[Stored data]
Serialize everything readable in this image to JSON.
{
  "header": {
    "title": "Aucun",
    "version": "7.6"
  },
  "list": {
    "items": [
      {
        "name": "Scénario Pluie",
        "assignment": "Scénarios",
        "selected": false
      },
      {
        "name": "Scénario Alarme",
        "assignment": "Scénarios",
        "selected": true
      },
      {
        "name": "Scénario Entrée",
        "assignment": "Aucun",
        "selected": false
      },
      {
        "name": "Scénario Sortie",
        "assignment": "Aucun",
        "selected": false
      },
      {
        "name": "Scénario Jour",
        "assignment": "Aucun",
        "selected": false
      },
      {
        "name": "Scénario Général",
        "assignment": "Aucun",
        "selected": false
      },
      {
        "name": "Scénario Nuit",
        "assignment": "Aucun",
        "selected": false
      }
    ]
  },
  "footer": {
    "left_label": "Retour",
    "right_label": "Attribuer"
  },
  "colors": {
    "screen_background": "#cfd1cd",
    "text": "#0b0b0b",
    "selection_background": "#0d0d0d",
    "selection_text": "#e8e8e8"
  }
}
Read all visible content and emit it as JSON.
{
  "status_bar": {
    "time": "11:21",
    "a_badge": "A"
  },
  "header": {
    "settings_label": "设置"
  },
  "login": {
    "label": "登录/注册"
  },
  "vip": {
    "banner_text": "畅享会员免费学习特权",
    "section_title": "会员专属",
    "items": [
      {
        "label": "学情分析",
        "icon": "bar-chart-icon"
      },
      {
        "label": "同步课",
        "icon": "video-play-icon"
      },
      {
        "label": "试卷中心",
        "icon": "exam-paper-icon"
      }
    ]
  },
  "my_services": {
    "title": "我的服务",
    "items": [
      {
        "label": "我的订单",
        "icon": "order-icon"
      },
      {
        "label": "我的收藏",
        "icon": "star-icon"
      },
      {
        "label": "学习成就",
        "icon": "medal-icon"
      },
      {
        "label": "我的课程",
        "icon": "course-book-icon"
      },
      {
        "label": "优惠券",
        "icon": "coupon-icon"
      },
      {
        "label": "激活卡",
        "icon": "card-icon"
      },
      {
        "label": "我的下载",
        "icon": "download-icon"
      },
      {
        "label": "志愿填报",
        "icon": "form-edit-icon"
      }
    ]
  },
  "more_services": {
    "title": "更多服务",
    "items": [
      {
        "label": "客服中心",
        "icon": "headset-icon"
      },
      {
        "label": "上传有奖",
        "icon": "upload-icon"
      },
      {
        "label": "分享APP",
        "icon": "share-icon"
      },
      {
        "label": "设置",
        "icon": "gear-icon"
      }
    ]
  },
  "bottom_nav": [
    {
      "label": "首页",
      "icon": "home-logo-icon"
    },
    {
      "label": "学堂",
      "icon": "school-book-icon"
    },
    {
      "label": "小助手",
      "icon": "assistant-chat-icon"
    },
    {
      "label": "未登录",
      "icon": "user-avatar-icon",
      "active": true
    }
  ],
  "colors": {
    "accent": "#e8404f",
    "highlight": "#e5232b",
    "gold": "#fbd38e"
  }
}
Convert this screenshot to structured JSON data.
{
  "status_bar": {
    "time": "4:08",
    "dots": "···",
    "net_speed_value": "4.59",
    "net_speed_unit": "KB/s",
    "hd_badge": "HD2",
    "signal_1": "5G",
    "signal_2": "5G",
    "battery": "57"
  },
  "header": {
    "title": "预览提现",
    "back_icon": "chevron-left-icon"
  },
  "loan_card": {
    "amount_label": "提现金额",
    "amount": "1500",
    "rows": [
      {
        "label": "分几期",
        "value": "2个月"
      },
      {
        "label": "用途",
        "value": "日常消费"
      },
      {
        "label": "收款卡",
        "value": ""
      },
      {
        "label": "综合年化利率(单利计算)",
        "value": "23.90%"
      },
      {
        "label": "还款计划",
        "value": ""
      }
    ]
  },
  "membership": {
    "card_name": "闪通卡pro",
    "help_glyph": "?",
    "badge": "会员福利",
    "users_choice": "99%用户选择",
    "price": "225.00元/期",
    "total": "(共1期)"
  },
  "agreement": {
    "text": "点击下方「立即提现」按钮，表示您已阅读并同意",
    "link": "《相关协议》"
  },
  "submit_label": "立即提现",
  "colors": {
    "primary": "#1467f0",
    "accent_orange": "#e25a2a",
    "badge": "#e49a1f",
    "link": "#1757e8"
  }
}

■ What is needed:
Restate each record exactly as written.

■ Correct output:
Serialize everything readable in this image to JSON.
{
  "header": {
    "title": "Aucun",
    "version": "7.6"
  },
  "list": {
    "items": [
      {
        "name": "Scénario Pluie",
        "assignment": "Scénarios",
        "selected": false
      },
      {
        "name": "Scénario Alarme",
        "assignment": "Scénarios",
        "selected": true
      },
      {
        "name": "Scénario Entrée",
        "assignment": "Aucun",
        "selected": false
      },
      {
        "name": "Scénario Sortie",
        "assignment": "Aucun",
        "selected": false
      },
      {
        "name": "Scénario Jour",
        "assignment": "Aucun",
        "selected": false
      },
      {
        "name": "Scénario Général",
        "assignment": "Aucun",
        "selected": false
      },
      {
        "name": "Scénario Nuit",
        "assignment": "Aucun",
        "selected": false
      }
    ]
  },
  "footer": {
    "left_label": "Retour",
    "right_label": "Attribuer"
  },
  "colors": {
    "screen_background": "#cfd1cd",
    "text": "#0b0b0b",
    "selection_background": "#0d0d0d",
    "selection_text": "#e8e8e8"
  }
}
Read all visible content and emit it as JSON.
{
  "status_bar": {
    "time": "11:21",
    "a_badge": "A"
  },
  "header": {
    "settings_label": "设置"
  },
  "login": {
    "label": "登录/注册"
  },
  "vip": {
    "banner_text": "畅享会员免费学习特权",
    "section_title": "会员专属",
    "items": [
      {
        "label": "学情分析",
        "icon": "bar-chart-icon"
      },
      {
        "label": "同步课",
        "icon": "video-play-icon"
      },
      {
        "label": "试卷中心",
        "icon": "exam-paper-icon"
      }
    ]
  },
  "my_services": {
    "title": "我的服务",
    "items": [
      {
        "label": "我的订单",
        "icon": "order-icon"
      },
      {
        "label": "我的收藏",
        "icon": "star-icon"
      },
      {
        "label": "学习成就",
        "icon": "medal-icon"
      },
      {
        "label": "我的课程",
        "icon": "course-book-icon"
      },
      {
        "label": "优惠券",
        "icon": "coupon-icon"
      },
      {
        "label": "激活卡",
        "icon": "card-icon"
      },
      {
        "label": "我的下载",
        "icon": "download-icon"
      },
      {
        "label": "志愿填报",
        "icon": "form-edit-icon"
      }
    ]
  },
  "more_services": {
    "title": "更多服务",
    "items": [
      {
        "label": "客服中心",
        "icon": "headset-icon"
      },
      {
        "label": "上传有奖",
        "icon": "upload-icon"
      },
      {
        "label": "分享APP",
        "icon": "share-icon"
      },
      {
        "label": "设置",
        "icon": "gear-icon"
      }
    ]
  },
  "bottom_nav": [
    {
      "label": "首页",
      "icon": "home-logo-icon"
    },
    {
      "label": "学堂",
      "icon": "school-book-icon"
    },
    {
      "label": "小助手",
      "icon": "assistant-chat-icon"
    },
    {
      "label": "未登录",
      "icon": "user-avatar-icon",
      "active": true
    }
  ],
  "colors": {
    "accent": "#e8404f",
    "highlight": "#e5232b",
    "gold": "#fbd38e"
  }
}
Convert this screenshot to structured JSON data.
{
  "status_bar": {
    "time": "4:08",
    "dots": "···",
    "net_speed_value": "4.59",
    "net_speed_unit": "KB/s",
    "hd_badge": "HD2",
    "signal_1": "5G",
    "signal_2": "5G",
    "battery": "57"
  },
  "header": {
    "title": "预览提现",
    "back_icon": "chevron-left-icon"
  },
  "loan_card": {
    "amount_label": "提现金额",
    "amount": "1500",
    "rows": [
      {
        "label": "分几期",
        "value": "2个月"
      },
      {
        "label": "用途",
        "value": "日常消费"
      },
      {
        "label": "收款卡",
        "value": ""
      },
      {
        "label": "综合年化利率(单利计算)",
        "value": "23.90%"
      },
      {
        "label": "还款计划",
        "value": ""
      }
    ]
  },
  "membership": {
    "card_name": "闪通卡pro",
    "help_glyph": "?",
    "badge": "会员福利",
    "users_choice": "99%用户选择",
    "price": "225.00元/期",
    "total": "(共1期)"
  },
  "agreement": {
    "text": "点击下方「立即提现」按钮，表示您已阅读并同意",
    "link": "《相关协议》"
  },
  "submit_label": "立即提现",
  "colors": {
    "primary": "#1467f0",
    "accent_orange": "#e25a2a",
    "badge": "#e49a1f",
    "link": "#1757e8"
  }
}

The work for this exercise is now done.